▶ WORK INSTRUCTIONS
Copy out each line that mentions the word "podkładu".

>> Begin

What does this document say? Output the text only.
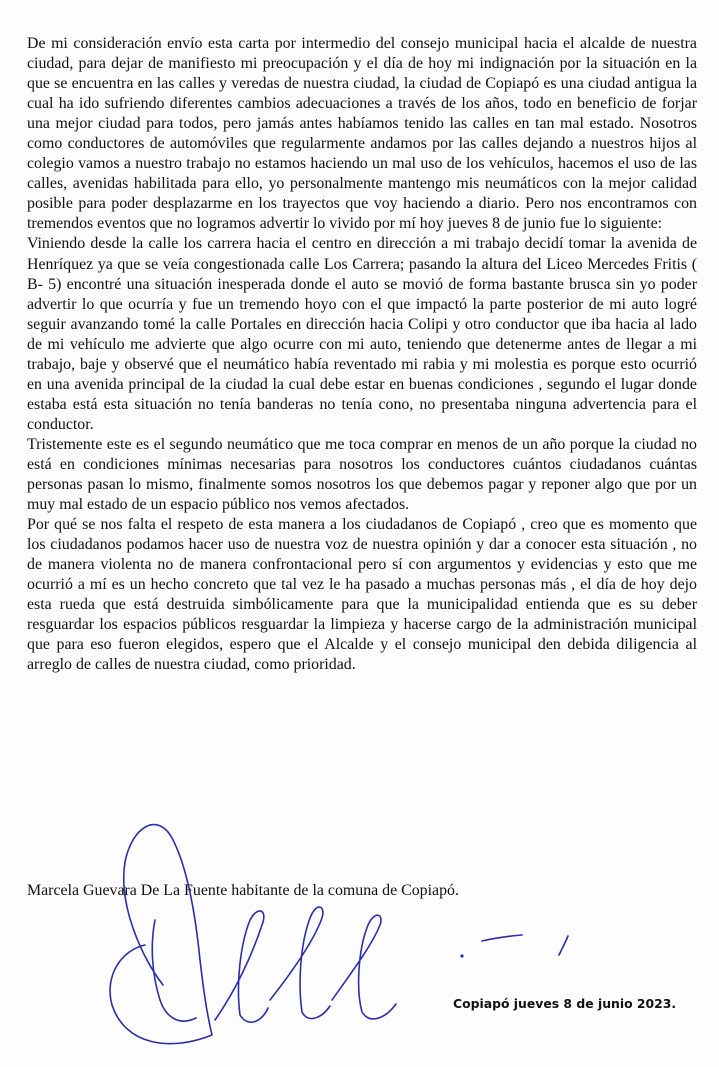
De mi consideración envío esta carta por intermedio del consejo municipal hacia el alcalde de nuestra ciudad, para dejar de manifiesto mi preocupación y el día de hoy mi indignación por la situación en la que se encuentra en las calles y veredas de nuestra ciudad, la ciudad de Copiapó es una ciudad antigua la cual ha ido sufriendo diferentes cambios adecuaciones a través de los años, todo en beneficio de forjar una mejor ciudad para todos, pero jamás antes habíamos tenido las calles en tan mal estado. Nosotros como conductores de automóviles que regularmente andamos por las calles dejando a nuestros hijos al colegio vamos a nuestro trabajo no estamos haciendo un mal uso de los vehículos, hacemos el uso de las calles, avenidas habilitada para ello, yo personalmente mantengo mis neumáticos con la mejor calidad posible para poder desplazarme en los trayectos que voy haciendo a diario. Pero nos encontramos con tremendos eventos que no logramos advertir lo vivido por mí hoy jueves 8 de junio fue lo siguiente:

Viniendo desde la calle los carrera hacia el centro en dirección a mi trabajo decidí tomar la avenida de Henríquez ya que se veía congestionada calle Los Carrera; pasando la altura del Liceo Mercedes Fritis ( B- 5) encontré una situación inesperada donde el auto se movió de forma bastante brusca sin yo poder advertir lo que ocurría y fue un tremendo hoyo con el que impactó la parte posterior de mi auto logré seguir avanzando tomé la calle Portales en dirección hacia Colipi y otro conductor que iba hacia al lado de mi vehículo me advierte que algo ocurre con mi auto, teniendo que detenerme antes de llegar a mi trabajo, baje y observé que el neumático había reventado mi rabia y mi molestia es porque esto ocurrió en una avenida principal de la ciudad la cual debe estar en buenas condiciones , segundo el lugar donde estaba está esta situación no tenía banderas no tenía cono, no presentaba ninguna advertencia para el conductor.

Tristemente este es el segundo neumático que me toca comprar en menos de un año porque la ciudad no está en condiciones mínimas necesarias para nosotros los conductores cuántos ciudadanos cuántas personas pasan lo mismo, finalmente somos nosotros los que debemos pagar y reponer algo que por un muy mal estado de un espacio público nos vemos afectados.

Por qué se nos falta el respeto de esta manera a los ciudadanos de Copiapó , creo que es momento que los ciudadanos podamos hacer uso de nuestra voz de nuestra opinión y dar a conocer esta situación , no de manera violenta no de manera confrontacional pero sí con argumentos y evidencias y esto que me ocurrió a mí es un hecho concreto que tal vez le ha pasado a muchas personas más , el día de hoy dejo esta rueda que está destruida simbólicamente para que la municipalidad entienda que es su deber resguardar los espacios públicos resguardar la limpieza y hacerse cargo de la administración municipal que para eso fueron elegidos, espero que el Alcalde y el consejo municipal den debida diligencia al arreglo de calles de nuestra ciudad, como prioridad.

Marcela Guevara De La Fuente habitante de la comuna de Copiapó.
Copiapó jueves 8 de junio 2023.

>> End
>> Begin

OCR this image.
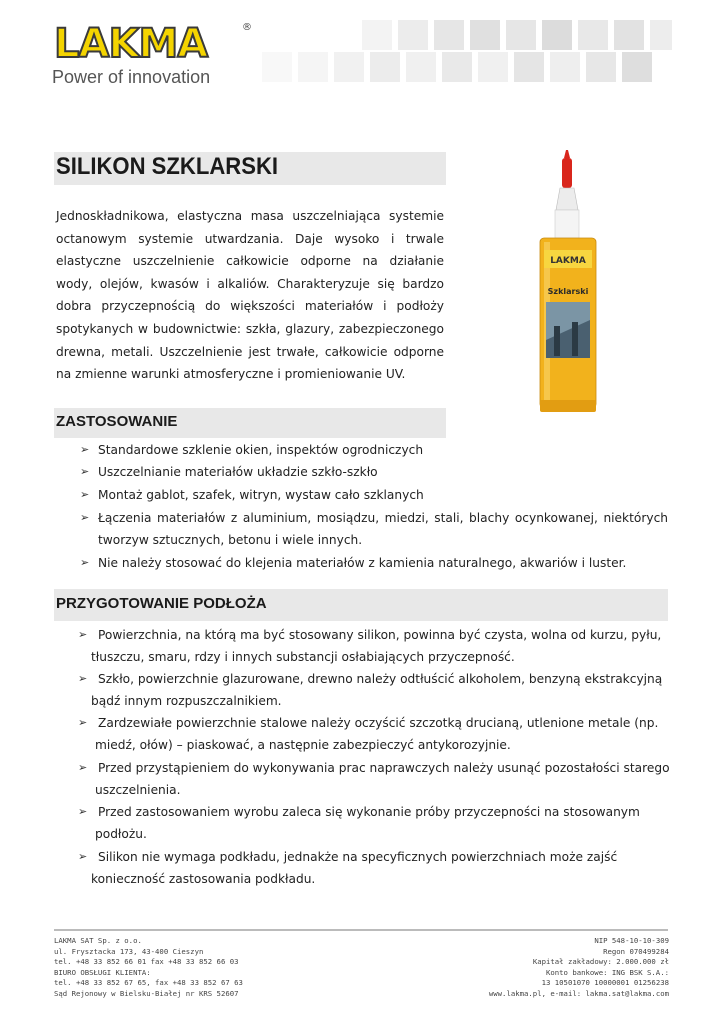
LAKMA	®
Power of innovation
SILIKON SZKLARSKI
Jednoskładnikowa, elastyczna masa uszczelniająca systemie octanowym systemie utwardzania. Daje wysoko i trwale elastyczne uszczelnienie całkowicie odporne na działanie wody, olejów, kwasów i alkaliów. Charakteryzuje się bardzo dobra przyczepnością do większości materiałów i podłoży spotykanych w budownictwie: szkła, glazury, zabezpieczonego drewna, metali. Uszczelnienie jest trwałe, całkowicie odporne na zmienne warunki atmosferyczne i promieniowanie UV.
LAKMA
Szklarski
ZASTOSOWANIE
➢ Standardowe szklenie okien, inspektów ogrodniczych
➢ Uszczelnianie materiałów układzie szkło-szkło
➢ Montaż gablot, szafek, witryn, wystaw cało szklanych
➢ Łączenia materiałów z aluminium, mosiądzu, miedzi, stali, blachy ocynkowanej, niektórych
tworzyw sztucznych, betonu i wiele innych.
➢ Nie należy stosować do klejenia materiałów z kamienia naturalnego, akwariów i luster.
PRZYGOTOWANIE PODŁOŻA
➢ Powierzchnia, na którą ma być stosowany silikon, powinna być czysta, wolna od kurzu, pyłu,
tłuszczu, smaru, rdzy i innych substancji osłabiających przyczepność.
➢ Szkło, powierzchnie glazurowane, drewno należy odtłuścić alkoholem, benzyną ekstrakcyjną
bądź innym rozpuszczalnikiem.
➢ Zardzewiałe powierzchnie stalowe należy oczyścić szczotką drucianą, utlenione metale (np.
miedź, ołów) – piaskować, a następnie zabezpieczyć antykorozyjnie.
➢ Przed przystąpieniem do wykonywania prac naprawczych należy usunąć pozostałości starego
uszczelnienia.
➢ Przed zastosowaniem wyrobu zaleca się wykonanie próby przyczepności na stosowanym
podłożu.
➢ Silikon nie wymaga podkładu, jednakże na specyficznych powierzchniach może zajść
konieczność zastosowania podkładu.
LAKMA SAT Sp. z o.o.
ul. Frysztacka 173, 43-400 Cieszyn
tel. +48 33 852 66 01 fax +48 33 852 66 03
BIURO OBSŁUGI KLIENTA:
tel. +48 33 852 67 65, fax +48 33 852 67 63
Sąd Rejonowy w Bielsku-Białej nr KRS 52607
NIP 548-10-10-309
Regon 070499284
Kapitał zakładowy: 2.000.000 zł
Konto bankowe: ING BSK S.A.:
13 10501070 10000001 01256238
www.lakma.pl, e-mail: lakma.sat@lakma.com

>> End
>> Begin

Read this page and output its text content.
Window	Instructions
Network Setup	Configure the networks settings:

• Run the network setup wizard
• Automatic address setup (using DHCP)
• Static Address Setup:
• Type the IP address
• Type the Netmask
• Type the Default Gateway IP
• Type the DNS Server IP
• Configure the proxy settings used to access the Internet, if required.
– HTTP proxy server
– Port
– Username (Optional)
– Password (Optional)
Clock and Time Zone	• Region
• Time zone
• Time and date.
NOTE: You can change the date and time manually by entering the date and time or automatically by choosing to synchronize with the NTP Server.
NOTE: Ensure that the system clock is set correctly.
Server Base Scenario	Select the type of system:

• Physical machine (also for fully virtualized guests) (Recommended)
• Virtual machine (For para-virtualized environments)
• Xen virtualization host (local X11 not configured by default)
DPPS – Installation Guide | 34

>> End

▶ RESPONSE TO THIS TASK
➢ Silikon nie wymaga podkładu, jednakże na specyficznych powierzchniach może zajść
konieczność zastosowania podkładu.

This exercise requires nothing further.